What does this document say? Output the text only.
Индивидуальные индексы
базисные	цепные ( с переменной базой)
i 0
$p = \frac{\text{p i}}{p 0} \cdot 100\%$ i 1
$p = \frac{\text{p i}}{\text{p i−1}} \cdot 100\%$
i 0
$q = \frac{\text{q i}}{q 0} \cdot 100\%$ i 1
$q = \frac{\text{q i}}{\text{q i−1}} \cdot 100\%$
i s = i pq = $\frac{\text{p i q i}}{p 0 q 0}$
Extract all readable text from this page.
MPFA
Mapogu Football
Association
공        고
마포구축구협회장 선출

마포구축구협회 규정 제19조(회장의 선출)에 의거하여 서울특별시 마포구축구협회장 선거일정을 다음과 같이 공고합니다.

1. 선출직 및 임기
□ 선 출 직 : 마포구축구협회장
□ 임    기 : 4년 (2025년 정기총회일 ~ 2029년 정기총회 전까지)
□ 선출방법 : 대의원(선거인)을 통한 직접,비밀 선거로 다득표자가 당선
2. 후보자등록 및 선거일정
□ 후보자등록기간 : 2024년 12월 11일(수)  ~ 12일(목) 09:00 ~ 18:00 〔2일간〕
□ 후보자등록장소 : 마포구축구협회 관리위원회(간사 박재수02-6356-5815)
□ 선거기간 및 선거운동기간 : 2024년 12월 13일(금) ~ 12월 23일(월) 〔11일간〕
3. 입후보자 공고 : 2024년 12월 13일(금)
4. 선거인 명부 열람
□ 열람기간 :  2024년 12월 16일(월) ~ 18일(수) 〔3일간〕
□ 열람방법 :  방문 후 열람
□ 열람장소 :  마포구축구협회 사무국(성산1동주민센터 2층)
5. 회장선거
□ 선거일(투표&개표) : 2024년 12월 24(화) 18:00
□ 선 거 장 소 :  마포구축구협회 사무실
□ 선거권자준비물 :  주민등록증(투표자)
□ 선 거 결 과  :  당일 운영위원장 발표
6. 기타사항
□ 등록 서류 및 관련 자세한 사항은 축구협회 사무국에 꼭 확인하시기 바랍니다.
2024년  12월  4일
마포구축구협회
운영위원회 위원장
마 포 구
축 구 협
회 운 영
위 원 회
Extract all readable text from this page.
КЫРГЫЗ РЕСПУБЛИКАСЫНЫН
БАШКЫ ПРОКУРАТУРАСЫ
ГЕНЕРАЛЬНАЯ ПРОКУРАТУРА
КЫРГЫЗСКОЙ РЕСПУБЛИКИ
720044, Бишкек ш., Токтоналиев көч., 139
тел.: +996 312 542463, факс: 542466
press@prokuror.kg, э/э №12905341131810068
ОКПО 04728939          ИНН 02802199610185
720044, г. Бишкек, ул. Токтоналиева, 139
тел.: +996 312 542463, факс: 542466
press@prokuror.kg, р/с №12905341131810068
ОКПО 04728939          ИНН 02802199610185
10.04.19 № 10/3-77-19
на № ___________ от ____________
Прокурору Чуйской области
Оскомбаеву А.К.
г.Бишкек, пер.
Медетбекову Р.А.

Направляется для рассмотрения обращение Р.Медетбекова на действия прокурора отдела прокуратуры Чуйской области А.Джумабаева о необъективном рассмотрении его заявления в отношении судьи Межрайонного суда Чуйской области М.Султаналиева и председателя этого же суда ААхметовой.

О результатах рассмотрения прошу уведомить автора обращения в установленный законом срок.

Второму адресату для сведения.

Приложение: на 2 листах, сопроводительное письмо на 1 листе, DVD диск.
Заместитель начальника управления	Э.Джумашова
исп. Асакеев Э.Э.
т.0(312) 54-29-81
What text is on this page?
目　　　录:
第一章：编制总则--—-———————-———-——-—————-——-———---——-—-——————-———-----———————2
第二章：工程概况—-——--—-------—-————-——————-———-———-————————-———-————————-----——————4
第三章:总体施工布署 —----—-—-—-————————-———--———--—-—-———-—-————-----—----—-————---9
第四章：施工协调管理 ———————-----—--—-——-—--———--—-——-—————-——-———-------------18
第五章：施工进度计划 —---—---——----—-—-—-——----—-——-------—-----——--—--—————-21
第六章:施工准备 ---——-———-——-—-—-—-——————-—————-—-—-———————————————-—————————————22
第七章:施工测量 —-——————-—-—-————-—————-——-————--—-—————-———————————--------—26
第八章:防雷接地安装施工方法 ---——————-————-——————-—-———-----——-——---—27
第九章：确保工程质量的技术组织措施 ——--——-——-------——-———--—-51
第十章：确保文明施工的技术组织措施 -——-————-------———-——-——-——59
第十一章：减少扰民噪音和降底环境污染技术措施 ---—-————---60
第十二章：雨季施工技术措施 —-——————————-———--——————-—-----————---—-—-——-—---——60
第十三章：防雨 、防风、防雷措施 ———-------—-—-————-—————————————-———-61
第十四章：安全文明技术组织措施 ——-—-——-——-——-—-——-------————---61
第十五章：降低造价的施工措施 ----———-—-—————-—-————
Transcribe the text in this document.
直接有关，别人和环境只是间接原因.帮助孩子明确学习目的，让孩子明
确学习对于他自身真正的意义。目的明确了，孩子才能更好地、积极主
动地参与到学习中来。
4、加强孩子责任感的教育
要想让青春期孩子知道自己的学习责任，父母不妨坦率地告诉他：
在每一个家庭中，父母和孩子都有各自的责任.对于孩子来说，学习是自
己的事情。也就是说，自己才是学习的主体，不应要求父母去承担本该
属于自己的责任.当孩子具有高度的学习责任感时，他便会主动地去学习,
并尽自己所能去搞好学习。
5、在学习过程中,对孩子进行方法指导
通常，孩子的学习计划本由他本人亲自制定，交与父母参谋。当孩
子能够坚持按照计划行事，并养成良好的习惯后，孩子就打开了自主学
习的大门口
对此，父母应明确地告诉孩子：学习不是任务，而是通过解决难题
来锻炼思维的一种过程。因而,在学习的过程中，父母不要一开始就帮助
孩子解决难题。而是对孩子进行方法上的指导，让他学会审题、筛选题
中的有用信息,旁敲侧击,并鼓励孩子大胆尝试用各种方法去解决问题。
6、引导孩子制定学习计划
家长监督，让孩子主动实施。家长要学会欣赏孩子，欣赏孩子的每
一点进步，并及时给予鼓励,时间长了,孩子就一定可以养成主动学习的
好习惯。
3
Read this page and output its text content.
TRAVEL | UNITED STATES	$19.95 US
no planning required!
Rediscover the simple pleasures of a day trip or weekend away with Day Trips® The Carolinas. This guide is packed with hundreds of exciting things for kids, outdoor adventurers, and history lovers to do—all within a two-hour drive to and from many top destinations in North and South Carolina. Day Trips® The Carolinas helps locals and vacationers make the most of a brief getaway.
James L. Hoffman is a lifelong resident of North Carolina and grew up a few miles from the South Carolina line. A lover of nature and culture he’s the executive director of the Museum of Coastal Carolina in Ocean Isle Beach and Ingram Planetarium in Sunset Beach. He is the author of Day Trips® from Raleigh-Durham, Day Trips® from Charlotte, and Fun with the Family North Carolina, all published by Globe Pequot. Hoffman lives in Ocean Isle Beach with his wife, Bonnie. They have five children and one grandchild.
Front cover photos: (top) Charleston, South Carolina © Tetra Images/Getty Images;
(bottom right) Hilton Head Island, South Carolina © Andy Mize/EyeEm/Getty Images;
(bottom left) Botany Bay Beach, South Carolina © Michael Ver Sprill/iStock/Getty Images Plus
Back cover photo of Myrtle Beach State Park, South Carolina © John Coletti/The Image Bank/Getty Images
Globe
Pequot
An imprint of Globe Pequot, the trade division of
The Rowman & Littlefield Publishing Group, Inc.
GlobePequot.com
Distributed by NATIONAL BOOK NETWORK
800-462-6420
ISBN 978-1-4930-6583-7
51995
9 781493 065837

● What to do
Write out every line of the material again, exactly as it reads.

● Solved problem
What does this document say? Output the text only.
Индивидуальные индексы
базисные	цепные ( с переменной базой)
i 0
$p = \frac{\text{p i}}{p 0} \cdot 100\%$ i 1
$p = \frac{\text{p i}}{\text{p i−1}} \cdot 100\%$
i 0
$q = \frac{\text{q i}}{q 0} \cdot 100\%$ i 1
$q = \frac{\text{q i}}{\text{q i−1}} \cdot 100\%$
i s = i pq = $\frac{\text{p i q i}}{p 0 q 0}$
Extract all readable text from this page.
MPFA
Mapogu Football
Association
공        고
마포구축구협회장 선출

마포구축구협회 규정 제19조(회장의 선출)에 의거하여 서울특별시 마포구축구협회장 선거일정을 다음과 같이 공고합니다.

1. 선출직 및 임기
□ 선 출 직 : 마포구축구협회장
□ 임    기 : 4년 (2025년 정기총회일 ~ 2029년 정기총회 전까지)
□ 선출방법 : 대의원(선거인)을 통한 직접,비밀 선거로 다득표자가 당선
2. 후보자등록 및 선거일정
□ 후보자등록기간 : 2024년 12월 11일(수)  ~ 12일(목) 09:00 ~ 18:00 〔2일간〕
□ 후보자등록장소 : 마포구축구협회 관리위원회(간사 박재수02-6356-5815)
□ 선거기간 및 선거운동기간 : 2024년 12월 13일(금) ~ 12월 23일(월) 〔11일간〕
3. 입후보자 공고 : 2024년 12월 13일(금)
4. 선거인 명부 열람
□ 열람기간 :  2024년 12월 16일(월) ~ 18일(수) 〔3일간〕
□ 열람방법 :  방문 후 열람
□ 열람장소 :  마포구축구협회 사무국(성산1동주민센터 2층)
5. 회장선거
□ 선거일(투표&개표) : 2024년 12월 24(화) 18:00
□ 선 거 장 소 :  마포구축구협회 사무실
□ 선거권자준비물 :  주민등록증(투표자)
□ 선 거 결 과  :  당일 운영위원장 발표
6. 기타사항
□ 등록 서류 및 관련 자세한 사항은 축구협회 사무국에 꼭 확인하시기 바랍니다.
2024년  12월  4일
마포구축구협회
운영위원회 위원장
마 포 구
축 구 협
회 운 영
위 원 회
Extract all readable text from this page.
КЫРГЫЗ РЕСПУБЛИКАСЫНЫН
БАШКЫ ПРОКУРАТУРАСЫ
ГЕНЕРАЛЬНАЯ ПРОКУРАТУРА
КЫРГЫЗСКОЙ РЕСПУБЛИКИ
720044, Бишкек ш., Токтоналиев көч., 139
тел.: +996 312 542463, факс: 542466
press@prokuror.kg, э/э №12905341131810068
ОКПО 04728939          ИНН 02802199610185
720044, г. Бишкек, ул. Токтоналиева, 139
тел.: +996 312 542463, факс: 542466
press@prokuror.kg, р/с №12905341131810068
ОКПО 04728939          ИНН 02802199610185
10.04.19 № 10/3-77-19
на № ___________ от ____________
Прокурору Чуйской области
Оскомбаеву А.К.
г.Бишкек, пер.
Медетбекову Р.А.

Направляется для рассмотрения обращение Р.Медетбекова на действия прокурора отдела прокуратуры Чуйской области А.Джумабаева о необъективном рассмотрении его заявления в отношении судьи Межрайонного суда Чуйской области М.Султаналиева и председателя этого же суда ААхметовой.

О результатах рассмотрения прошу уведомить автора обращения в установленный законом срок.

Второму адресату для сведения.

Приложение: на 2 листах, сопроводительное письмо на 1 листе, DVD диск.
Заместитель начальника управления	Э.Джумашова
исп. Асакеев Э.Э.
т.0(312) 54-29-81
What text is on this page?
目　　　录:
第一章：编制总则--—-———————-———-——-—————-——-———---——-—-——————-———-----———————2
第二章：工程概况—-——--—-------—-————-——————-———-———-————————-———-————————-----——————4
第三章:总体施工布署 —----—-—-—-————————-———--———--—-—-———-—-————-----—----—-————---9
第四章：施工协调管理 ———————-----—--—-——-—--———--—-——-—————-——-———-------------18
第五章：施工进度计划 —---—---——----—-—-—-——----—-——-------—-----——--—--—————-21
第六章:施工准备 ---——-———-——-—-—-—-——————-—————-—-—-———————————————-—————————————22
第七章:施工测量 —-——————-—-—-————-—————-——-————--—-—————-———————————--------—26
第八章:防雷接地安装施工方法 ---——————-————-——————-—-———-----——-——---—27
第九章：确保工程质量的技术组织措施 ——--——-——-------——-———--—-51
第十章：确保文明施工的技术组织措施 -——-————-------———-——-——-——59
第十一章：减少扰民噪音和降底环境污染技术措施 ---—-————---60
第十二章：雨季施工技术措施 —-——————————-———--——————-—-----————---—-—-——-—---——60
第十三章：防雨 、防风、防雷措施 ———-------—-—-————-—————————————-———-61
第十四章：安全文明技术组织措施 ——-—-——-——-——-—-——-------————---61
第十五章：降低造价的施工措施 ----———-—-—————-—-————
Transcribe the text in this document.
直接有关，别人和环境只是间接原因.帮助孩子明确学习目的，让孩子明
确学习对于他自身真正的意义。目的明确了，孩子才能更好地、积极主
动地参与到学习中来。
4、加强孩子责任感的教育
要想让青春期孩子知道自己的学习责任，父母不妨坦率地告诉他：
在每一个家庭中，父母和孩子都有各自的责任.对于孩子来说，学习是自
己的事情。也就是说，自己才是学习的主体，不应要求父母去承担本该
属于自己的责任.当孩子具有高度的学习责任感时，他便会主动地去学习,
并尽自己所能去搞好学习。
5、在学习过程中,对孩子进行方法指导
通常，孩子的学习计划本由他本人亲自制定，交与父母参谋。当孩
子能够坚持按照计划行事，并养成良好的习惯后，孩子就打开了自主学
习的大门口
对此，父母应明确地告诉孩子：学习不是任务，而是通过解决难题
来锻炼思维的一种过程。因而,在学习的过程中，父母不要一开始就帮助
孩子解决难题。而是对孩子进行方法上的指导，让他学会审题、筛选题
中的有用信息,旁敲侧击,并鼓励孩子大胆尝试用各种方法去解决问题。
6、引导孩子制定学习计划
家长监督，让孩子主动实施。家长要学会欣赏孩子，欣赏孩子的每
一点进步，并及时给予鼓励,时间长了,孩子就一定可以养成主动学习的
好习惯。
3
Read this page and output its text content.
TRAVEL | UNITED STATES	$19.95 US
no planning required!
Rediscover the simple pleasures of a day trip or weekend away with Day Trips® The Carolinas. This guide is packed with hundreds of exciting things for kids, outdoor adventurers, and history lovers to do—all within a two-hour drive to and from many top destinations in North and South Carolina. Day Trips® The Carolinas helps locals and vacationers make the most of a brief getaway.
James L. Hoffman is a lifelong resident of North Carolina and grew up a few miles from the South Carolina line. A lover of nature and culture he’s the executive director of the Museum of Coastal Carolina in Ocean Isle Beach and Ingram Planetarium in Sunset Beach. He is the author of Day Trips® from Raleigh-Durham, Day Trips® from Charlotte, and Fun with the Family North Carolina, all published by Globe Pequot. Hoffman lives in Ocean Isle Beach with his wife, Bonnie. They have five children and one grandchild.
Front cover photos: (top) Charleston, South Carolina © Tetra Images/Getty Images;
(bottom right) Hilton Head Island, South Carolina © Andy Mize/EyeEm/Getty Images;
(bottom left) Botany Bay Beach, South Carolina © Michael Ver Sprill/iStock/Getty Images Plus
Back cover photo of Myrtle Beach State Park, South Carolina © John Coletti/The Image Bank/Getty Images
Globe
Pequot
An imprint of Globe Pequot, the trade division of
The Rowman & Littlefield Publishing Group, Inc.
GlobePequot.com
Distributed by NATIONAL BOOK NETWORK
800-462-6420
ISBN 978-1-4930-6583-7
51995
9 781493 065837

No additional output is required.